▶ GOAL OF THE EXERCISE
Leaving the pictures aside, transcribe every line below exactly.

▶ SUPPLIED DATA
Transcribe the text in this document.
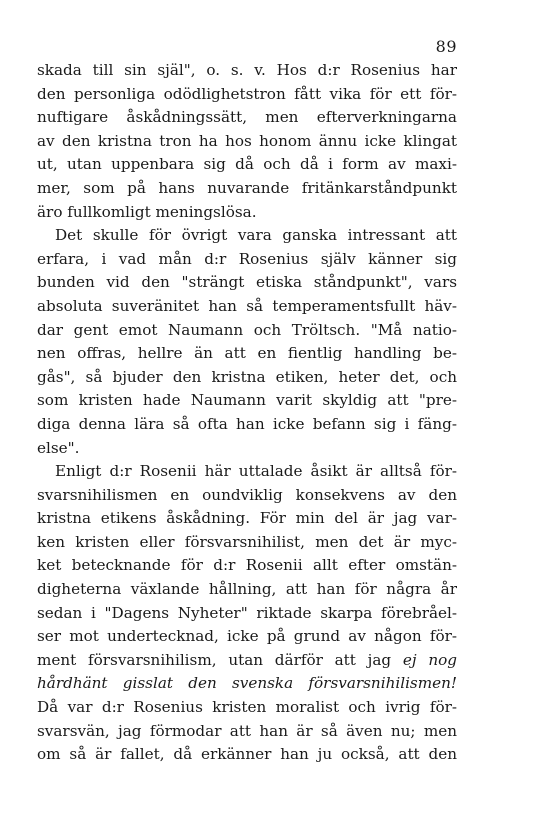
89
skada till sin själ", o. s. v. Hos d:r Rosenius har
den personliga odödlighetstron fått vika för ett för-
nuftigare åskådningssätt, men efterverkningarna
av den kristna tron ha hos honom ännu icke klingat
ut, utan uppenbara sig då och då i form av maxi-
mer, som på hans nuvarande fritänkarståndpunkt
äro fullkomligt meningslösa.
Det skulle för övrigt vara ganska intressant att
erfara, i vad mån d:r Rosenius själv känner sig
bunden vid den "strängt etiska ståndpunkt", vars
absoluta suveränitet han så temperamentsfullt häv-
dar gent emot Naumann och Tröltsch. "Må natio-
nen offras, hellre än att en fientlig handling be-
gås", så bjuder den kristna etiken, heter det, och
som kristen hade Naumann varit skyldig att "pre-
diga denna lära så ofta han icke befann sig i fäng-
else".
Enligt d:r Rosenii här uttalade åsikt är alltså för-
svarsnihilismen en oundviklig konsekvens av den
kristna etikens åskådning. För min del är jag var-
ken kristen eller försvarsnihilist, men det är myc-
ket betecknande för d:r Rosenii allt efter omstän-
digheterna växlande hållning, att han för några år
sedan i "Dagens Nyheter" riktade skarpa förebråel-
ser mot undertecknad, icke på grund av någon för-
ment försvarsnihilism, utan därför att jag ej nog
hårdhänt gisslat den svenska försvarsnihilismen!
Då var d:r Rosenius kristen moralist och ivrig för-
svarsvän, jag förmodar att han är så även nu; men
om så är fallet, då erkänner han ju också, att den
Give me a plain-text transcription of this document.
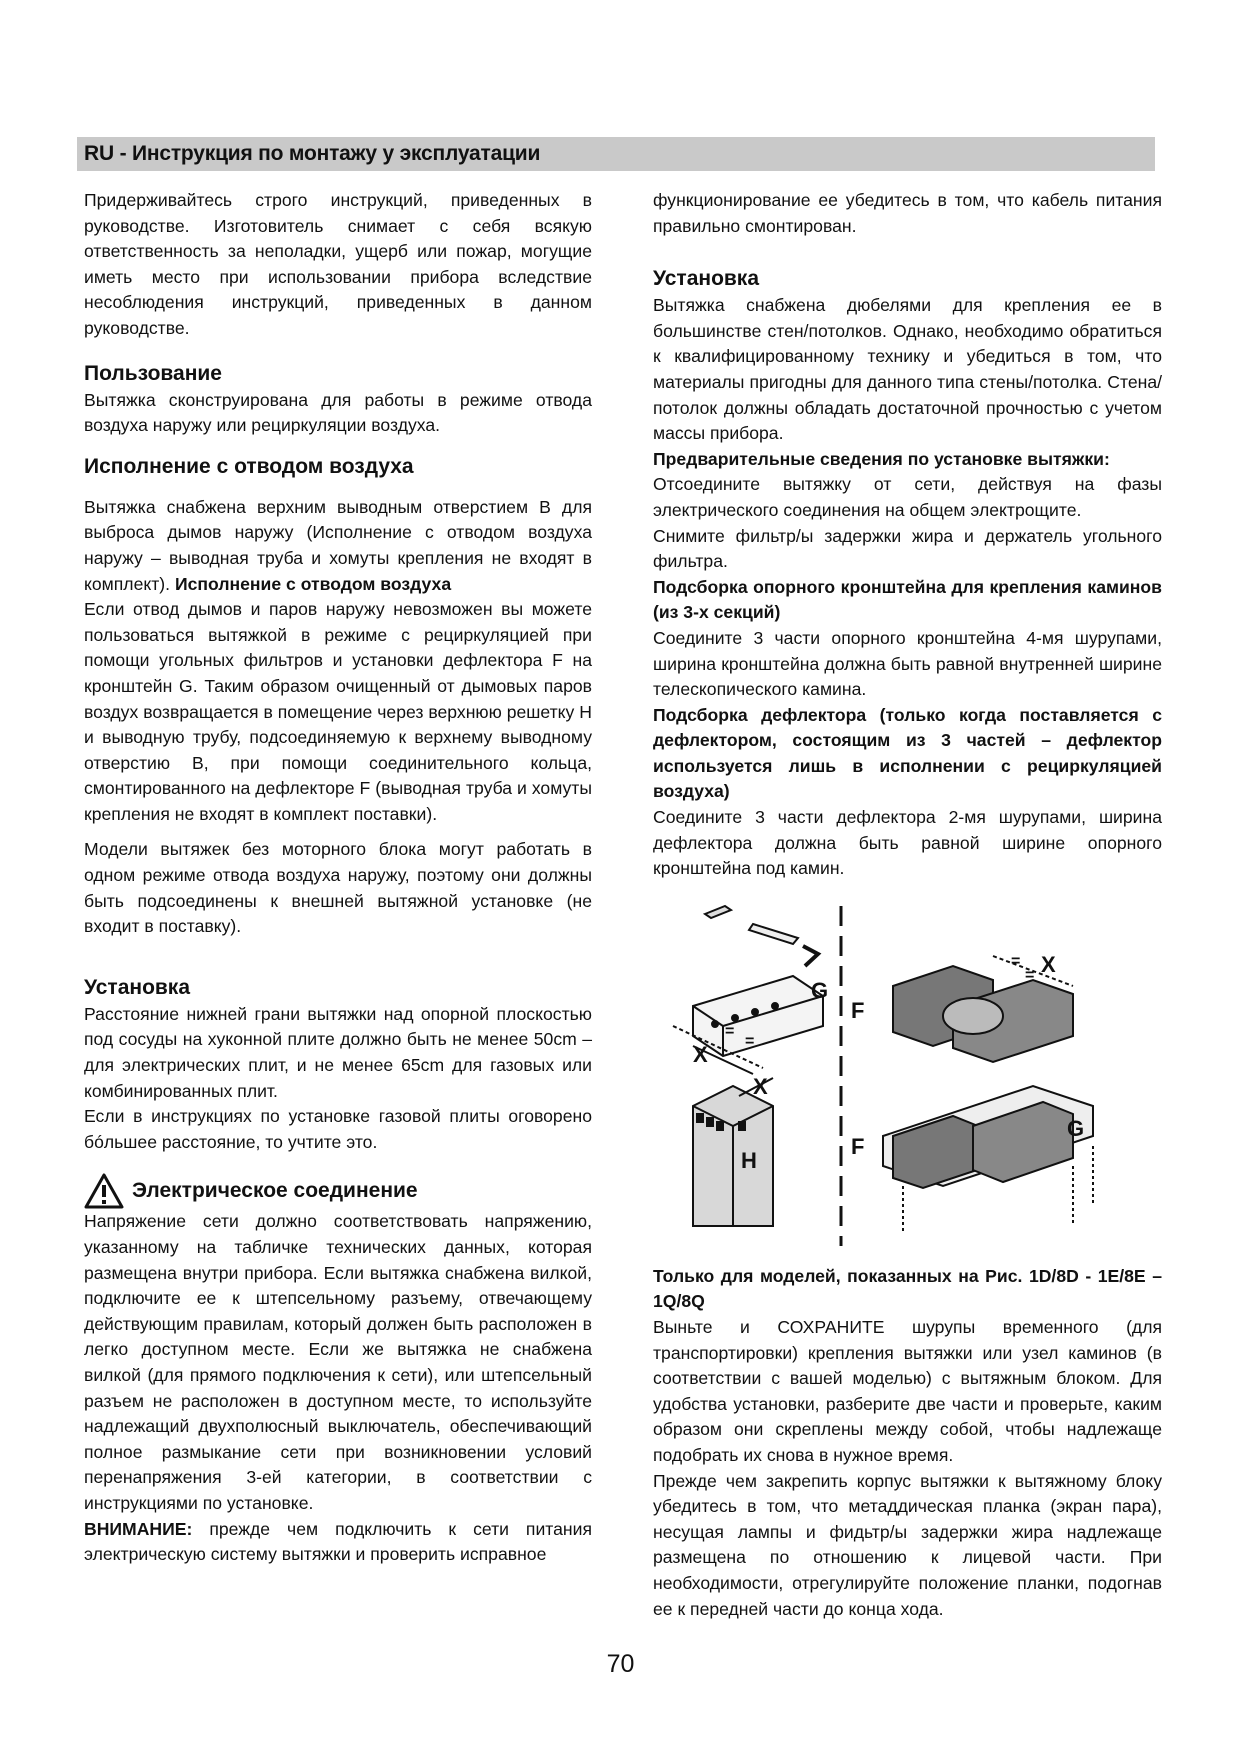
RU - Инструкция по монтажу у эксплуатации

Придерживайтесь строго инструкций, приведенных в руководстве. Изготовитель снимает с себя всякую ответственность за неполадки, ущерб или пожар, могущие иметь место при использовании прибора вследствие несоблюдения инструкций, приведенных в данном руководстве.

Пользование

Вытяжка сконструирована для работы в режиме отвода воздуха наружу или рециркуляции воздуха.

Исполнение с отводом воздуха

Вытяжка снабжена верхним выводным отверстием B для выброса дымов наружу (Исполнение с отводом воздуха наружу – выводная труба и хомуты крепления не входят в комплект). Исполнение с отводом воздуха

Если отвод дымов и паров наружу невозможен вы можете пользоваться вытяжкой в режиме с рециркуляцией при помощи угольных фильтров и установки дефлектора F на кронштейн G. Таким образом очищенный от дымовых паров воздух возвращается в помещение через верхнюю решетку H и выводную трубу, подсоединяемую к верхнему выводному отверстию B, при помощи соединительного кольца, смонтированного на дефлекторе F (выводная труба и хомуты крепления не входят в комплект поставки).

Модели вытяжек без моторного блока могут работать в одном режиме отвода воздуха наружу, поэтому они должны быть подсоединены к внешней вытяжной установке (не входит в поставку).

Установка

Расстояние нижней грани вытяжки над опорной плоскостью под сосуды на хуконной плите должно быть не менее 50cm – для электрических плит, и не менее 65cm для газовых или комбинированных плит.

Если в инструкциях по установке газовой плиты оговорено бóльшее расстояние, то учтите это.

Электрическое соединение

Напряжение сети должно соответствовать напряжению, указанному на табличке технических данных, которая размещена внутри прибора. Если вытяжка снабжена вилкой, подключите ее к штепсельному разъему, отвечающему действующим правилам, который должен быть расположен в легко доступном месте. Если же вытяжка не снабжена вилкой (для прямого подключения к сети), или штепсельный разъем не расположен в доступном месте, то используйте надлежащий двухполюсный выключатель, обеспечивающий полное размыкание сети при возникновении условий перенапряжения 3-ей категории, в соответствии с инструкциями по установке.

ВНИМАНИЕ: прежде чем подключить к сети питания электрическую систему вытяжки и проверить исправное

функционирование ее убедитесь в том, что кабель питания правильно смонтирован.

Установка

Вытяжка снабжена дюбелями для крепления ее в большинстве стен/потолков. Однако, необходимо обратиться к квалифицированному технику и убедиться в том, что материалы пригодны для данного типа стены/потолка. Стена/потолок должны обладать достаточной прочностью с учетом массы прибора.

Предварительные сведения по установке вытяжки:

Отсоедините вытяжку от сети, действуя на фазы электрического соединения на общем электрощите.

Снимите фильтр/ы задержки жира и держатель угольного фильтра.

Подсборка опорного кронштейна для крепления каминов (из 3-х секций)

Соедините 3 части опорного кронштейна 4-мя шурупами, ширина кронштейна должна быть равной внутренней ширине телескопического камина.

Подсборка дефлектора (только когда поставляется с дефлектором, состоящим из 3 частей – дефлектор используется лишь в исполнении с рециркуляцией воздуха)

Соедините 3 части дефлектора 2-мя шурупами, ширина дефлектора должна быть равной ширине опорного кронштейна под камин.

G
F
X
X
H
X
G
F
=
=
=
=

Только для моделей, показанных на Рис. 1D/8D - 1E/8E – 1Q/8Q

Выньте и СОХРАНИТЕ шурупы временного (для транспортировки) крепления вытяжки или узел каминов (в соответствии с вашей моделью) с вытяжным блоком. Для удобства установки, разберите две части и проверьте, каким образом они скреплены между собой, чтобы надлежаще подобрать их снова в нужное время.

Прежде чем закрепить корпус вытяжки к вытяжному блоку убедитесь в том, что метаддическая планка (экран пара), несущая лампы и фидьтр/ы задержки жира надлежаще размещена по отношению к лицевой части. При необходимости, отрегулируйте положение планки, подогнав ее к передней части до конца хода.

70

▶ EXPECTED OUTPUT
Transcribe the text in this document.
89
skada till sin själ", o. s. v. Hos d:r Rosenius har
den personliga odödlighetstron fått vika för ett för-
nuftigare åskådningssätt, men efterverkningarna
av den kristna tron ha hos honom ännu icke klingat
ut, utan uppenbara sig då och då i form av maxi-
mer, som på hans nuvarande fritänkarståndpunkt
äro fullkomligt meningslösa.
Det skulle för övrigt vara ganska intressant att
erfara, i vad mån d:r Rosenius själv känner sig
bunden vid den "strängt etiska ståndpunkt", vars
absoluta suveränitet han så temperamentsfullt häv-
dar gent emot Naumann och Tröltsch. "Må natio-
nen offras, hellre än att en fientlig handling be-
gås", så bjuder den kristna etiken, heter det, och
som kristen hade Naumann varit skyldig att "pre-
diga denna lära så ofta han icke befann sig i fäng-
else".
Enligt d:r Rosenii här uttalade åsikt är alltså för-
svarsnihilismen en oundviklig konsekvens av den
kristna etikens åskådning. För min del är jag var-
ken kristen eller försvarsnihilist, men det är myc-
ket betecknande för d:r Rosenii allt efter omstän-
digheterna växlande hållning, att han för några år
sedan i "Dagens Nyheter" riktade skarpa förebråel-
ser mot undertecknad, icke på grund av någon för-
ment försvarsnihilism, utan därför att jag ej nog
hårdhänt gisslat den svenska försvarsnihilismen!
Då var d:r Rosenius kristen moralist och ivrig för-
svarsvän, jag förmodar att han är så även nu; men
om så är fallet, då erkänner han ju också, att den
Give me a plain-text transcription of this document.
RU - Инструкция по монтажу у эксплуатации

Придерживайтесь строго инструкций, приведенных в руководстве. Изготовитель снимает с себя всякую ответственность за неполадки, ущерб или пожар, могущие иметь место при использовании прибора вследствие несоблюдения инструкций, приведенных в данном руководстве.

Пользование

Вытяжка сконструирована для работы в режиме отвода воздуха наружу или рециркуляции воздуха.

Исполнение с отводом воздуха

Вытяжка снабжена верхним выводным отверстием B для выброса дымов наружу (Исполнение с отводом воздуха наружу – выводная труба и хомуты крепления не входят в комплект). Исполнение с отводом воздуха

Если отвод дымов и паров наружу невозможен вы можете пользоваться вытяжкой в режиме с рециркуляцией при помощи угольных фильтров и установки дефлектора F на кронштейн G. Таким образом очищенный от дымовых паров воздух возвращается в помещение через верхнюю решетку H и выводную трубу, подсоединяемую к верхнему выводному отверстию B, при помощи соединительного кольца, смонтированного на дефлекторе F (выводная труба и хомуты крепления не входят в комплект поставки).

Модели вытяжек без моторного блока могут работать в одном режиме отвода воздуха наружу, поэтому они должны быть подсоединены к внешней вытяжной установке (не входит в поставку).

Установка

Расстояние нижней грани вытяжки над опорной плоскостью под сосуды на хуконной плите должно быть не менее 50cm – для электрических плит, и не менее 65cm для газовых или комбинированных плит.

Если в инструкциях по установке газовой плиты оговорено бóльшее расстояние, то учтите это.

Электрическое соединение

Напряжение сети должно соответствовать напряжению, указанному на табличке технических данных, которая размещена внутри прибора. Если вытяжка снабжена вилкой, подключите ее к штепсельному разъему, отвечающему действующим правилам, который должен быть расположен в легко доступном месте. Если же вытяжка не снабжена вилкой (для прямого подключения к сети), или штепсельный разъем не расположен в доступном месте, то используйте надлежащий двухполюсный выключатель, обеспечивающий полное размыкание сети при возникновении условий перенапряжения 3-ей категории, в соответствии с инструкциями по установке.

ВНИМАНИЕ: прежде чем подключить к сети питания электрическую систему вытяжки и проверить исправное

функционирование ее убедитесь в том, что кабель питания правильно смонтирован.

Установка

Вытяжка снабжена дюбелями для крепления ее в большинстве стен/потолков. Однако, необходимо обратиться к квалифицированному технику и убедиться в том, что материалы пригодны для данного типа стены/потолка. Стена/потолок должны обладать достаточной прочностью с учетом массы прибора.

Предварительные сведения по установке вытяжки:

Отсоедините вытяжку от сети, действуя на фазы электрического соединения на общем электрощите.

Снимите фильтр/ы задержки жира и держатель угольного фильтра.

Подсборка опорного кронштейна для крепления каминов (из 3-х секций)

Соедините 3 части опорного кронштейна 4-мя шурупами, ширина кронштейна должна быть равной внутренней ширине телескопического камина.

Подсборка дефлектора (только когда поставляется с дефлектором, состоящим из 3 частей – дефлектор используется лишь в исполнении с рециркуляцией воздуха)

Соедините 3 части дефлектора 2-мя шурупами, ширина дефлектора должна быть равной ширине опорного кронштейна под камин.

G
F
X
X
H
X
G
F
=
=
=
=

Только для моделей, показанных на Рис. 1D/8D - 1E/8E – 1Q/8Q

Выньте и СОХРАНИТЕ шурупы временного (для транспортировки) крепления вытяжки или узел каминов (в соответствии с вашей моделью) с вытяжным блоком. Для удобства установки, разберите две части и проверьте, каким образом они скреплены между собой, чтобы надлежаще подобрать их снова в нужное время.

Прежде чем закрепить корпус вытяжки к вытяжному блоку убедитесь в том, что метаддическая планка (экран пара), несущая лампы и фидьтр/ы задержки жира надлежаще размещена по отношению к лицевой части. При необходимости, отрегулируйте положение планки, подогнав ее к передней части до конца хода.

70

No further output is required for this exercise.